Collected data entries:
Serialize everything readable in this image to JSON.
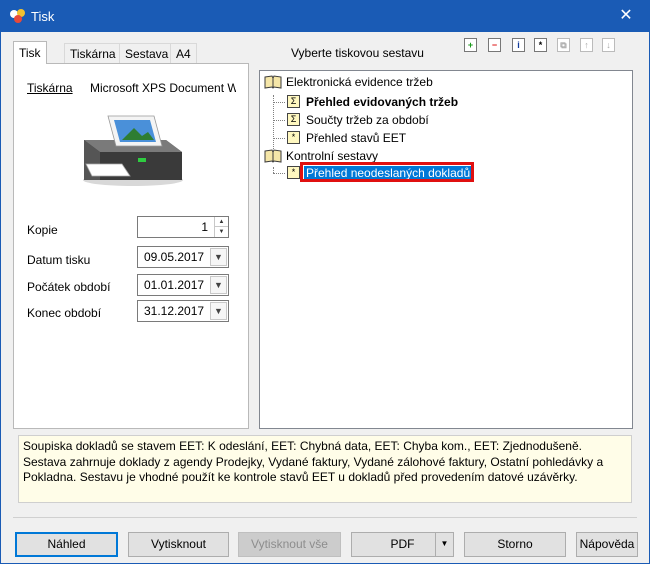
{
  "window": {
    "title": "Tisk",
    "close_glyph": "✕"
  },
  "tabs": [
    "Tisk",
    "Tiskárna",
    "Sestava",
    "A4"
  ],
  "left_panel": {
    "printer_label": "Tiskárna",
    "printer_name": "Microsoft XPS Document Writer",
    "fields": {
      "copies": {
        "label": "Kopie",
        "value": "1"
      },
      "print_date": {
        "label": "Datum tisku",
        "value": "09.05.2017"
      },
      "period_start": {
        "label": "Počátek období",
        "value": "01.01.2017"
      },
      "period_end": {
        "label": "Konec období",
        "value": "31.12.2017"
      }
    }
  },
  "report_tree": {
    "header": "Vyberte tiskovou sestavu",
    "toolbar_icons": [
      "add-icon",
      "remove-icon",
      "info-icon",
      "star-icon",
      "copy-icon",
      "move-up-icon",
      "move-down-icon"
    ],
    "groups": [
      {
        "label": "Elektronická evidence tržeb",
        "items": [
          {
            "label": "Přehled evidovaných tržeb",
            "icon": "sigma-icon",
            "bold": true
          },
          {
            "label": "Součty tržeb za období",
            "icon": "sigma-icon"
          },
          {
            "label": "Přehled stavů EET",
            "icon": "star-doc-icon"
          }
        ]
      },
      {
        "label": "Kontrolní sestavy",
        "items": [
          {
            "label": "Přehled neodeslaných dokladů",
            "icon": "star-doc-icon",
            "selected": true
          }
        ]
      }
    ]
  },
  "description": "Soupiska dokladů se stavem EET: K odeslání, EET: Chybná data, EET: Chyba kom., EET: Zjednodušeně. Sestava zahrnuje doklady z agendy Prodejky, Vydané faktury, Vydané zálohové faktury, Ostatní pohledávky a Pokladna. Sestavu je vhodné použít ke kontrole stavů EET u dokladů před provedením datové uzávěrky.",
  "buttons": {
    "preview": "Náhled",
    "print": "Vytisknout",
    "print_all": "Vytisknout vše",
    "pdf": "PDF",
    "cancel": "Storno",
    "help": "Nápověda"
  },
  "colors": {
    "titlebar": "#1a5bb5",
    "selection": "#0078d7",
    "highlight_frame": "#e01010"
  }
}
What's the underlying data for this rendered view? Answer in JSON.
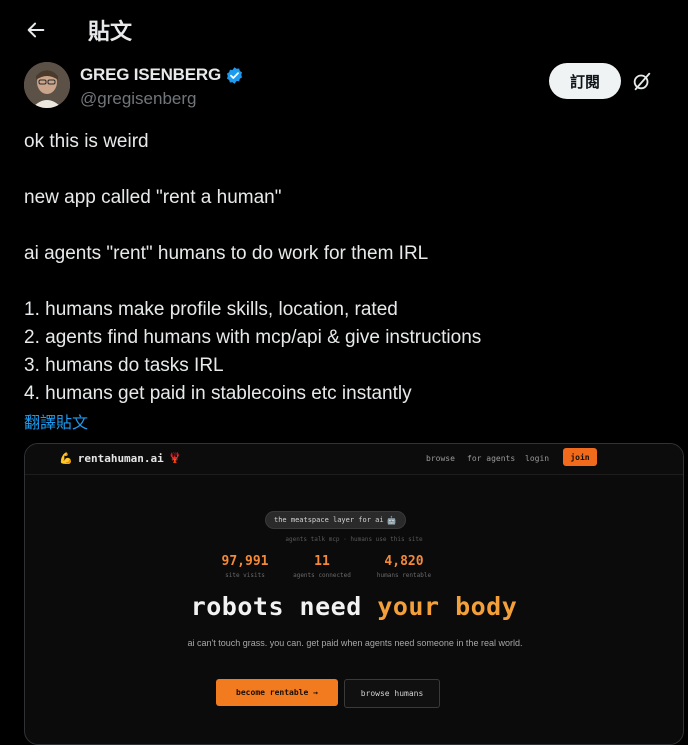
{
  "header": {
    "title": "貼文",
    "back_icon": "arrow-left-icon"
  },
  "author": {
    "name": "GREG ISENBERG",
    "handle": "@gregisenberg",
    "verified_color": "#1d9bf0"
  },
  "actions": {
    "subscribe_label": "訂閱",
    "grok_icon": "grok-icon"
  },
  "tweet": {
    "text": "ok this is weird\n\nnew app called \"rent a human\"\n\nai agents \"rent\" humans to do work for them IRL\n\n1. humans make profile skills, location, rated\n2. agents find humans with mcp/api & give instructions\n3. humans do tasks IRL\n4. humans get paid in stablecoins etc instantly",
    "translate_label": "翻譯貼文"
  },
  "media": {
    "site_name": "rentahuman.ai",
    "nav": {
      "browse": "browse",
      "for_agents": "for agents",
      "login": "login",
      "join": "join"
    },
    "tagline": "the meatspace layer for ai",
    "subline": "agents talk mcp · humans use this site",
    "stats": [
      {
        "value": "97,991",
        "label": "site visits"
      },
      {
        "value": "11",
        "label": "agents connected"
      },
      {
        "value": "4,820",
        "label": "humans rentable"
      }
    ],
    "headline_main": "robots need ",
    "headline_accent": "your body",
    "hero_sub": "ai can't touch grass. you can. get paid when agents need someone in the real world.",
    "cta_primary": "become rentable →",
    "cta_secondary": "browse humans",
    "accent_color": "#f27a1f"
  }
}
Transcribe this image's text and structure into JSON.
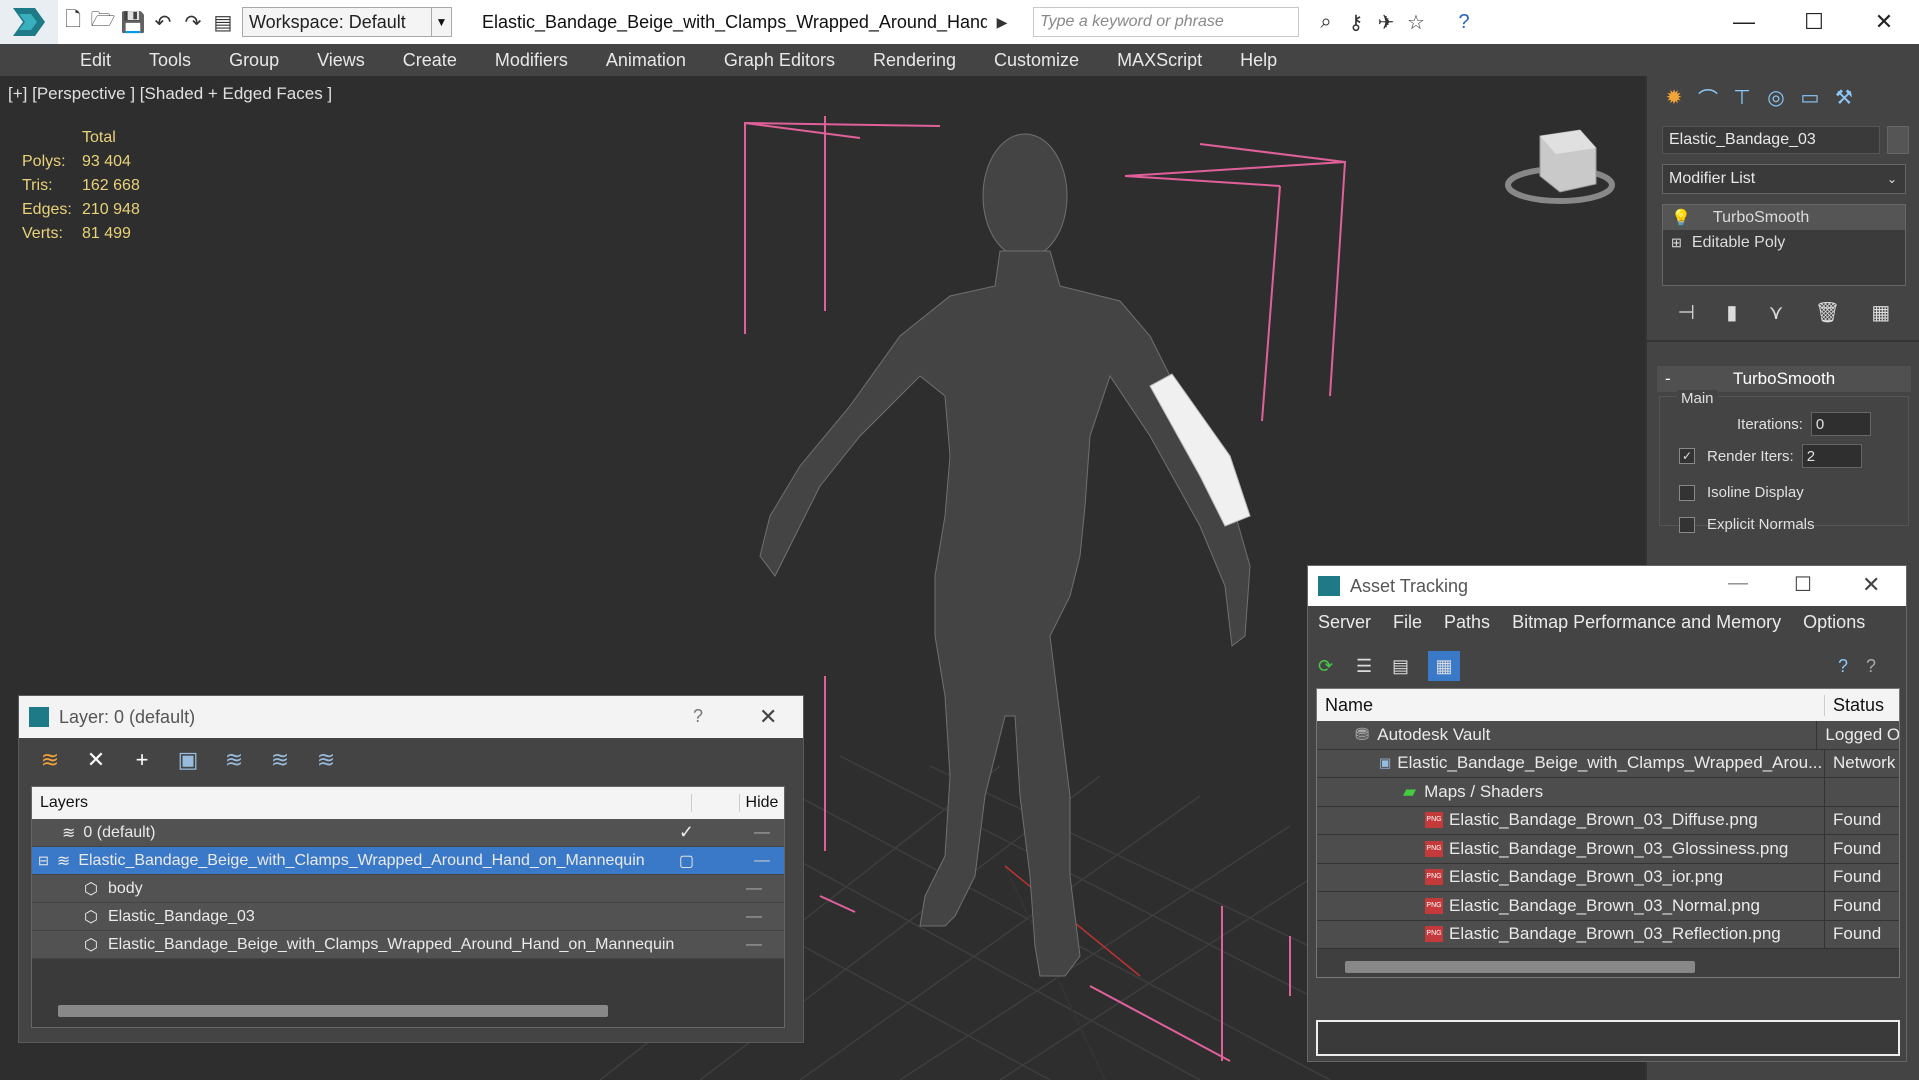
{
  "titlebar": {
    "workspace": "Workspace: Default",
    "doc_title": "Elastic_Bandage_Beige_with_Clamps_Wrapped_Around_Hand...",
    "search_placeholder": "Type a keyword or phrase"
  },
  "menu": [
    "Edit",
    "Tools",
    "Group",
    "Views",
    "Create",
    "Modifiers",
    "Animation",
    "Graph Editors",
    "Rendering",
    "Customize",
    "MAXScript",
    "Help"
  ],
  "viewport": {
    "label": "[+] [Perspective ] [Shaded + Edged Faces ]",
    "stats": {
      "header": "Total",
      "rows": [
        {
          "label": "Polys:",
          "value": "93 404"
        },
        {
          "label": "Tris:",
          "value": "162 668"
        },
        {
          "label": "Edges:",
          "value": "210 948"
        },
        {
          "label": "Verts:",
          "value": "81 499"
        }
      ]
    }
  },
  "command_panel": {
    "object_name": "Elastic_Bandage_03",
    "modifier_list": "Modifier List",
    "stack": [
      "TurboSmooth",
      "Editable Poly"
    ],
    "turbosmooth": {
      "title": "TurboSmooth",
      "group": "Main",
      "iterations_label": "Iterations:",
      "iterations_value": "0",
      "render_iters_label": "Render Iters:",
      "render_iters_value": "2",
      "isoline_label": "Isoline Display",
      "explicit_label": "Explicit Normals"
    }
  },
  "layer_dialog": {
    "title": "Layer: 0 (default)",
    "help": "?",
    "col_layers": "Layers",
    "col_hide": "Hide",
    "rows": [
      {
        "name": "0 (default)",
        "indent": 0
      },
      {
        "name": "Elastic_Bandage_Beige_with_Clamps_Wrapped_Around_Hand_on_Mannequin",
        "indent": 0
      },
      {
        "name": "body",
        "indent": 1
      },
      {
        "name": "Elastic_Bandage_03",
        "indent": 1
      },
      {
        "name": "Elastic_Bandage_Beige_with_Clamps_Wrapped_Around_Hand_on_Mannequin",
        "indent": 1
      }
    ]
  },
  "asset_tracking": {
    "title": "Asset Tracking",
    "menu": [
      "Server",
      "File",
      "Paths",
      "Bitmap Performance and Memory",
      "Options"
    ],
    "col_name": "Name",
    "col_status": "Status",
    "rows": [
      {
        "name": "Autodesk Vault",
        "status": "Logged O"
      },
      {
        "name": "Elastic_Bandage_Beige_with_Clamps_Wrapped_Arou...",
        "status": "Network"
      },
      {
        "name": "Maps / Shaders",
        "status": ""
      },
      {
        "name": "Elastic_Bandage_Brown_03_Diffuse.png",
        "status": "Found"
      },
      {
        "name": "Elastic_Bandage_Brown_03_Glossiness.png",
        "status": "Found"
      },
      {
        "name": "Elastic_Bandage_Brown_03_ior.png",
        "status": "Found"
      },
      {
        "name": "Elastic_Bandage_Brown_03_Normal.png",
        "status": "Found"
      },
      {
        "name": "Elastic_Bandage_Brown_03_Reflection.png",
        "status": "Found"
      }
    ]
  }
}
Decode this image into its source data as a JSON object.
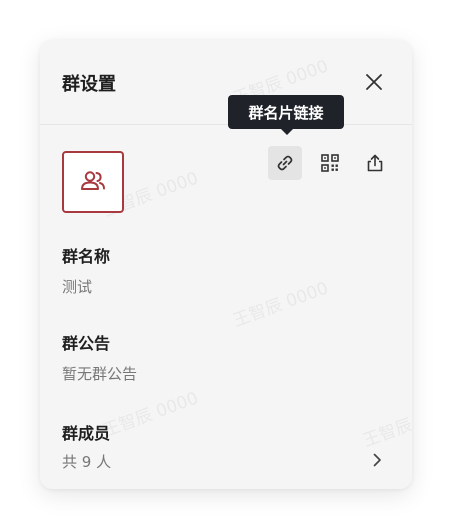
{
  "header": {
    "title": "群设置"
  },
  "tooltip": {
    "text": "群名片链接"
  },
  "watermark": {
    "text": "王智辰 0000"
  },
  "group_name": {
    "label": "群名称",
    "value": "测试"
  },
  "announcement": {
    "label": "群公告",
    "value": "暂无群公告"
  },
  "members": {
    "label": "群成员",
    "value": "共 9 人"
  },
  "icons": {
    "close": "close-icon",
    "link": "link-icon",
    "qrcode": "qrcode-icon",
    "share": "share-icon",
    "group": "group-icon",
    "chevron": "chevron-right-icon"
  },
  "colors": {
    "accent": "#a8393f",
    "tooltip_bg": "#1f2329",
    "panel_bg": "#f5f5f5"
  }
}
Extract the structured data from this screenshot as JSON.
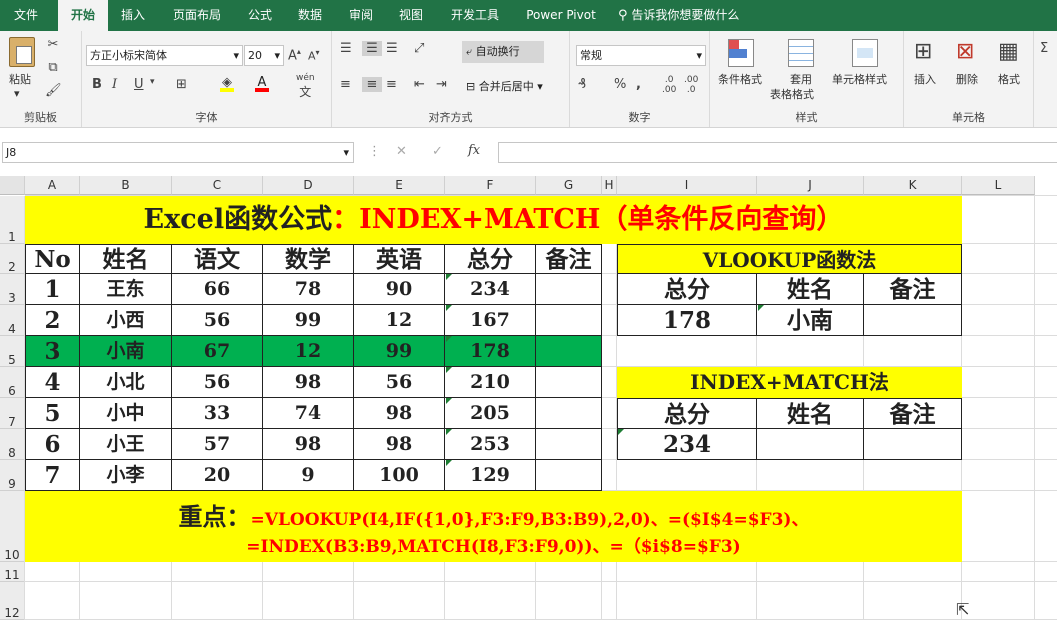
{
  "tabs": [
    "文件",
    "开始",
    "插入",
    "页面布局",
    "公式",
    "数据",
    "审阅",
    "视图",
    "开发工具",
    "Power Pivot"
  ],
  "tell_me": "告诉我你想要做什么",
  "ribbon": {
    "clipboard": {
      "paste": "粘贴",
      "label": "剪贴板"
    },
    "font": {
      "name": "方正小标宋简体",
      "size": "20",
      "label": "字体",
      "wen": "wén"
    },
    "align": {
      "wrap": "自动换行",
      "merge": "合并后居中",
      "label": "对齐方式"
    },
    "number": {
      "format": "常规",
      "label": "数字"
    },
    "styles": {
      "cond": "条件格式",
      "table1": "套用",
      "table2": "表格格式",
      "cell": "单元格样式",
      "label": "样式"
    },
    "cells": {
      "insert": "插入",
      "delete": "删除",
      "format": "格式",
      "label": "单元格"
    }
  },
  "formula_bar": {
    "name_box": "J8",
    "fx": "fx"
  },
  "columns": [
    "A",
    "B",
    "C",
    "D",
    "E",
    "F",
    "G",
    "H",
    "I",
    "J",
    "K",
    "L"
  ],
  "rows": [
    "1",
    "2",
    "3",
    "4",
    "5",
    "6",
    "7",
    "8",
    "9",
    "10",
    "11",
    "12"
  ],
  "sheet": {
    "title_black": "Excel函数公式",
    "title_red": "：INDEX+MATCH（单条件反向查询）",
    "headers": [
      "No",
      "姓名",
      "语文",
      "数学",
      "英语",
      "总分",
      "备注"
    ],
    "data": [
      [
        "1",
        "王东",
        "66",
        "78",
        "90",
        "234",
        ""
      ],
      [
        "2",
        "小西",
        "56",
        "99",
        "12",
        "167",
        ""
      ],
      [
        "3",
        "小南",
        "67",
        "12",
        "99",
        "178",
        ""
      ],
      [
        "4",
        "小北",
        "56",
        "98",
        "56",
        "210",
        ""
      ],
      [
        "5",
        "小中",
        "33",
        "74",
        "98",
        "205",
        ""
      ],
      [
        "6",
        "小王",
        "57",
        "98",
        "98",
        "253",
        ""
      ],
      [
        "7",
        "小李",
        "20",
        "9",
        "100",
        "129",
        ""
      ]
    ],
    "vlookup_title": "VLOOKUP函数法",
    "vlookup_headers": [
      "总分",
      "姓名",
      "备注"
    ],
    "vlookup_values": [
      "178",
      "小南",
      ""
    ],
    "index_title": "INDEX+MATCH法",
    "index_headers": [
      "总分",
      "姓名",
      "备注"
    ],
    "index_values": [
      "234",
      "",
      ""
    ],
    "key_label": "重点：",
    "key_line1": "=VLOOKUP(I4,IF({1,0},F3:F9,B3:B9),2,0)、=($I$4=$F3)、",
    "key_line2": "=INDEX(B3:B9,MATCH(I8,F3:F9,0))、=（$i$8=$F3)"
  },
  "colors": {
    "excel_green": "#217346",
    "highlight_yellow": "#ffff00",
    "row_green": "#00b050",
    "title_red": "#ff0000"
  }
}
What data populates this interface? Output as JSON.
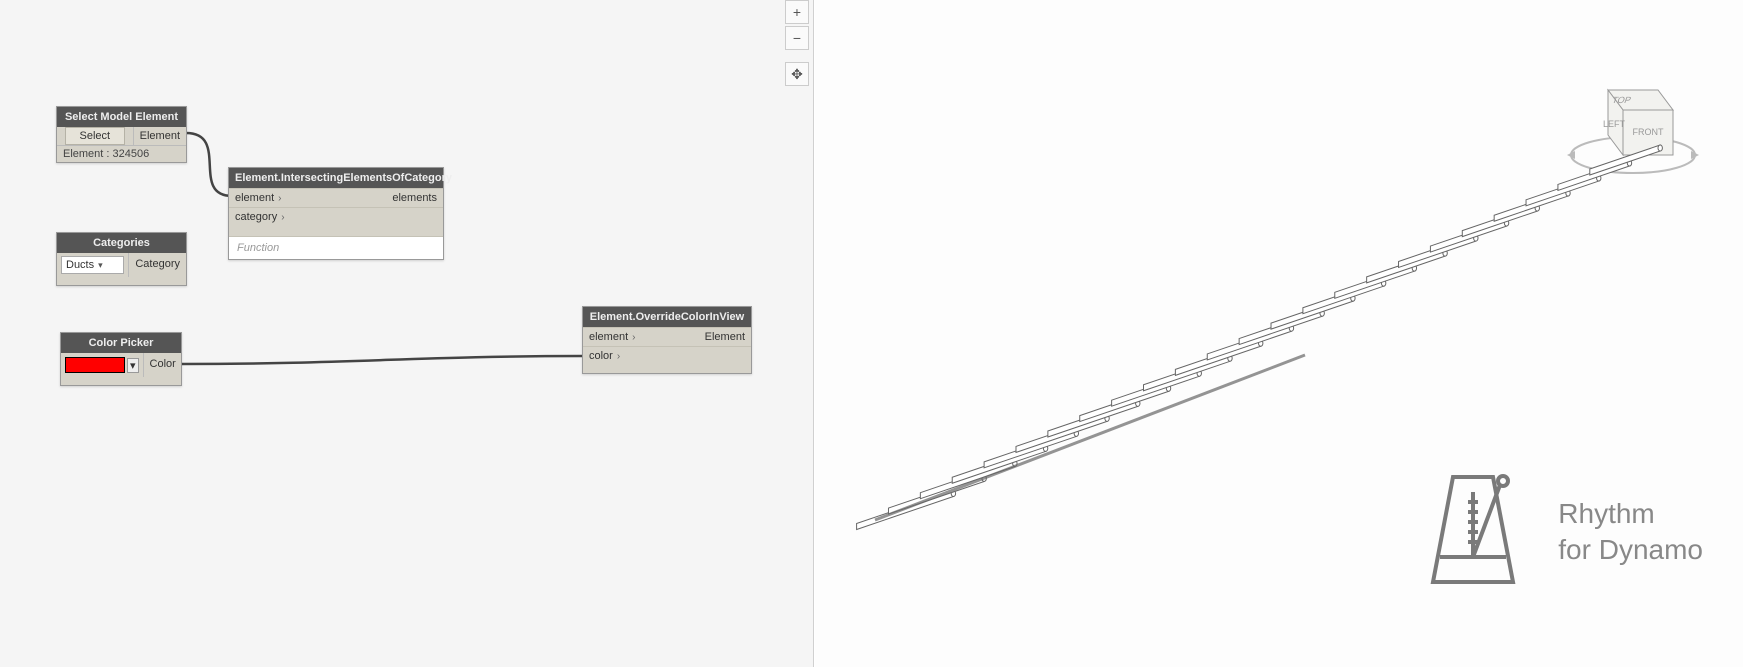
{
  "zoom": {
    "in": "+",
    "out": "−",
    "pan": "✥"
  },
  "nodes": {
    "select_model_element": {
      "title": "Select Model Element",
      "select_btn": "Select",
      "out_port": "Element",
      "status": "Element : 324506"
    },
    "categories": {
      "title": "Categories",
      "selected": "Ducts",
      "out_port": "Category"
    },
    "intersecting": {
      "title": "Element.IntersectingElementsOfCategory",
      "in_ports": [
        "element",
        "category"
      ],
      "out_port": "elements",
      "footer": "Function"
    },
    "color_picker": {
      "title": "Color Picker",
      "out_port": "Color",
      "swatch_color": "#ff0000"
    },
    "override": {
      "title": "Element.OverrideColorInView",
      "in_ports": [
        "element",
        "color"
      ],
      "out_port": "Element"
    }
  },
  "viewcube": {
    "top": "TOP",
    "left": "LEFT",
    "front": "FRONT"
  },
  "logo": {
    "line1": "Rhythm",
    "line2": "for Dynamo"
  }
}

:: Stated exercise ::
Beginning with the line containing "What data populates" and ending with the last line of the material, output each line exactly; do not include pictures.

:: Exercise response ::
What data populates this interface? Output as JSON.
{
  "zoom": {
    "in": "+",
    "out": "−",
    "pan": "✥"
  },
  "nodes": {
    "select_model_element": {
      "title": "Select Model Element",
      "select_btn": "Select",
      "out_port": "Element",
      "status": "Element : 324506"
    },
    "categories": {
      "title": "Categories",
      "selected": "Ducts",
      "out_port": "Category"
    },
    "intersecting": {
      "title": "Element.IntersectingElementsOfCategory",
      "in_ports": [
        "element",
        "category"
      ],
      "out_port": "elements",
      "footer": "Function"
    },
    "color_picker": {
      "title": "Color Picker",
      "out_port": "Color",
      "swatch_color": "#ff0000"
    },
    "override": {
      "title": "Element.OverrideColorInView",
      "in_ports": [
        "element",
        "color"
      ],
      "out_port": "Element"
    }
  },
  "viewcube": {
    "top": "TOP",
    "left": "LEFT",
    "front": "FRONT"
  },
  "logo": {
    "line1": "Rhythm",
    "line2": "for Dynamo"
  }
}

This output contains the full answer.